• Documento fuente:
________________
Desde la concepción mecanicista del mundo se produce una fisura en la consideración tradicional del cuerpo humano, como es el proceso de la desvinculación entre el cuerpo y la persona. Descartes encarna la mayor expresión de la ruptura entre el cuerpo y el alma, con la consecuente superioridad de esta última sobre el cuerpo. Esa desvinculación cuerpo-sujeto se consolida con la aparición de la medicina moderna y el tratamiento anatómico, que va ganando protagonismo y genera un cambio en la visión que se tiene de esta práctica. El cuerpo finalmente se llega a concebir como una máquina independiente de la persona en la que se puede intervenir como una realidad aislada. En este momento el cuerpo pierde cualquier valor axiológico que pueda dañar al ser de la persona o impedir su salvación eterna.

La autonomía del sujeto gana impulso con una nueva concepción que se va gestando en las clases altas y grupos de eruditos, aunque al mismo tiempo las clases populares seguirán viviendo en esa realidad de continuidad y fusión de los cuerpos en las relaciones con la comunidad y el cosmos. Tanto las clases altas, con modales refinados de distanciamiento en el trato interpersonal; los comerciantes, que perciben una gran autonomía personal en las actividades de transacciones comerciales; como los artistas que son exiliados de sus poblaciones originarias, estos grupos sociales perciben el mundo liberado de las limitaciones que suponen las relaciones de fidelidad con la comunidad, y se sienten como nunca antes dueños de su destino.

Con esta nueva forma de auto-entendimiento de la persona, y con la aparición del capitalismo y la burguesía, se produce un desplazamiento del papel protagonista de la Iglesia en la vida privada de las personas. La clase burguesa tiende a invertir determinadas normas de comportamiento social, buscando el bienestar y los placeres de la vida en la intimidad, el gozo y disfrute del arte o de espacios seculares, etc. Una obra pictórica que representa la ruptura de valores tradicionales que define la Iglesia es “El matrimonio Arnolfini”, de Jan van Eyck, en la que se presenta una escena íntima de la pareja, haciéndose evidente, por determinados elementos, una manifestación de la vida privada de la burguesía flamenca, alejada de los requerimientos temáticos que marcaba la Iglesia en este arte.
________________
• Entradas proporcionadas:
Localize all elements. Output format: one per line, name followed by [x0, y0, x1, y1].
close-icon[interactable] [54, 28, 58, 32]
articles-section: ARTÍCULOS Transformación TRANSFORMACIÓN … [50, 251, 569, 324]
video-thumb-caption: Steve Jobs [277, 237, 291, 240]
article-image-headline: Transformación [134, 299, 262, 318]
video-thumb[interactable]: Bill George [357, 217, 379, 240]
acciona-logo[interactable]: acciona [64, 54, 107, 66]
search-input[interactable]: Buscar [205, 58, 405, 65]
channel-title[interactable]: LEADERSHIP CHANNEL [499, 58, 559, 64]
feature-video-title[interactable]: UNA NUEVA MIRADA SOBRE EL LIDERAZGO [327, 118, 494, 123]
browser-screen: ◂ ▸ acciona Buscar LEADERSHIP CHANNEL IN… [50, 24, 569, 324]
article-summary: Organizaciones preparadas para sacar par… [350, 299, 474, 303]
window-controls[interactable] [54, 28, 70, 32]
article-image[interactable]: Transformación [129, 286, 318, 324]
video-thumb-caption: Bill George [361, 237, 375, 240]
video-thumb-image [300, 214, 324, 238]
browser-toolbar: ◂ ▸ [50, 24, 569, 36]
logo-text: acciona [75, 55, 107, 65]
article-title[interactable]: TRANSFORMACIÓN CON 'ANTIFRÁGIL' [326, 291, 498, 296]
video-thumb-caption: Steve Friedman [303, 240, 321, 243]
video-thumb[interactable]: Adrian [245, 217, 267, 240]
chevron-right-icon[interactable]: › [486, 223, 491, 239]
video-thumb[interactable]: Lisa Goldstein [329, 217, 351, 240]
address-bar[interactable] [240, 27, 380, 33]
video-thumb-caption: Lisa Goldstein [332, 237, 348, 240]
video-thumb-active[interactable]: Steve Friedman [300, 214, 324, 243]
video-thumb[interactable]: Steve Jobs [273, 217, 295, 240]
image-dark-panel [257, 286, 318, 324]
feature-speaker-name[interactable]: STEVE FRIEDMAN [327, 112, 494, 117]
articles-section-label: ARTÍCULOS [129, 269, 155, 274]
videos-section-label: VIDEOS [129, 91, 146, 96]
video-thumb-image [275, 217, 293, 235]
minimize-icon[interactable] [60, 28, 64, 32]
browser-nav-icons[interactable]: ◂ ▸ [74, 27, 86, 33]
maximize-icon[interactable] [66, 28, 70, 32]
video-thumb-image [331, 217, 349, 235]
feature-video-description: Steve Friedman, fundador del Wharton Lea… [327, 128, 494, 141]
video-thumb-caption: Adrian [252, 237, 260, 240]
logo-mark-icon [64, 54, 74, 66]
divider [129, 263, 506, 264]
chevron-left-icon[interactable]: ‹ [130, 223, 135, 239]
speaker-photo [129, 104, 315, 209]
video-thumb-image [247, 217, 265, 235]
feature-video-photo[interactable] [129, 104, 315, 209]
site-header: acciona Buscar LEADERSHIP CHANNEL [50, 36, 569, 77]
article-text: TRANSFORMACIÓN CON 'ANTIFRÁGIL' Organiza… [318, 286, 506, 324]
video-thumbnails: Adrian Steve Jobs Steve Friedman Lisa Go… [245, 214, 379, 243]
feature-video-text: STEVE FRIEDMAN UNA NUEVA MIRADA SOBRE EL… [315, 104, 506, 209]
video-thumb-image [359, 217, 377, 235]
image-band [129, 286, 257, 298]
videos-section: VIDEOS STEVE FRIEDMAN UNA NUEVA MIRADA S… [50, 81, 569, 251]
________________
• Objetivo de la tarea:
Retoma el texto sobre la desvinculación entre el cuerpo y la persona y continúalo a partir de su última oración. Las entradas no intervienen en esta tarea.

• Resultado:
La visión moderna del cuerpo separa a éste del sujeto y al sujeto de los otros, dando lugar a la individuación de las personas. A partir de este estado se ha ido desarrollando una concepción del individuo y un dualismo que muestra su máxima expresión en nuestros días en las sociedades occidentales. Debemos referirnos a varios hechos que evidencian la manifestación del sujeto en el mundo actual, por ejemplo en el tratamiento de la salud. La medicina sigue aislando al cuerpo de la persona: los especialistas intervienen en partes delimitadas tratando el cuerpo aún como a una máquina. No obstante, hoy existen además otros tratamientos para la sanación en los que se produce una conexión de elementos del cuerpo con determinados elementos del medio cercano a la persona, estableciéndose relaciones que vinculan a la persona con el cosmos.

Otro aspecto que se hace evidente en nuestra visión del cuerpo hoy día es el “borramiento ritualizado del cuerpo” al que se refiere Le Bretón. Constituye la constricción de las manifestaciones fisiológicas del cuerpo, que van desde el olor corporal, los ruidos del cuerpo al tratamiento del mismo, como la forma que intencionalmente le damos (a través de ejercicios físicos y alimentación), y el movimiento controlado que ejecutamos. Todas estas limitaciones, especialmente la motilidad, se deben a la conformación de nuestros espacios físicos, como las grandes urbes y las pequeñas moradas en que habitamos, y el desarrollo técnico derivado en los medios que transportan nuestros cuerpos.

Frente al modo como se muestran los cuerpos en el espacio público, desde el anonimato y el control excesivo del mismo, se diseñan en nuestras sociedades espacios delimitados que posibilitan la liberación física y mental. Posiblemente estamos asistiendo a un cuerpo que paga un precio bastante alto por los límites que la sociedad impone. Tanto por el respeto a la intimidad de cada uno, como por los acelerados ritmos de vida, o por las condiciones de “excesiva comodidad”, más bien excesivo sedentarismo, podríamos decir que estamos asistiendo en un sentido amplio de la expresión, a numerosos problemas de salud pública.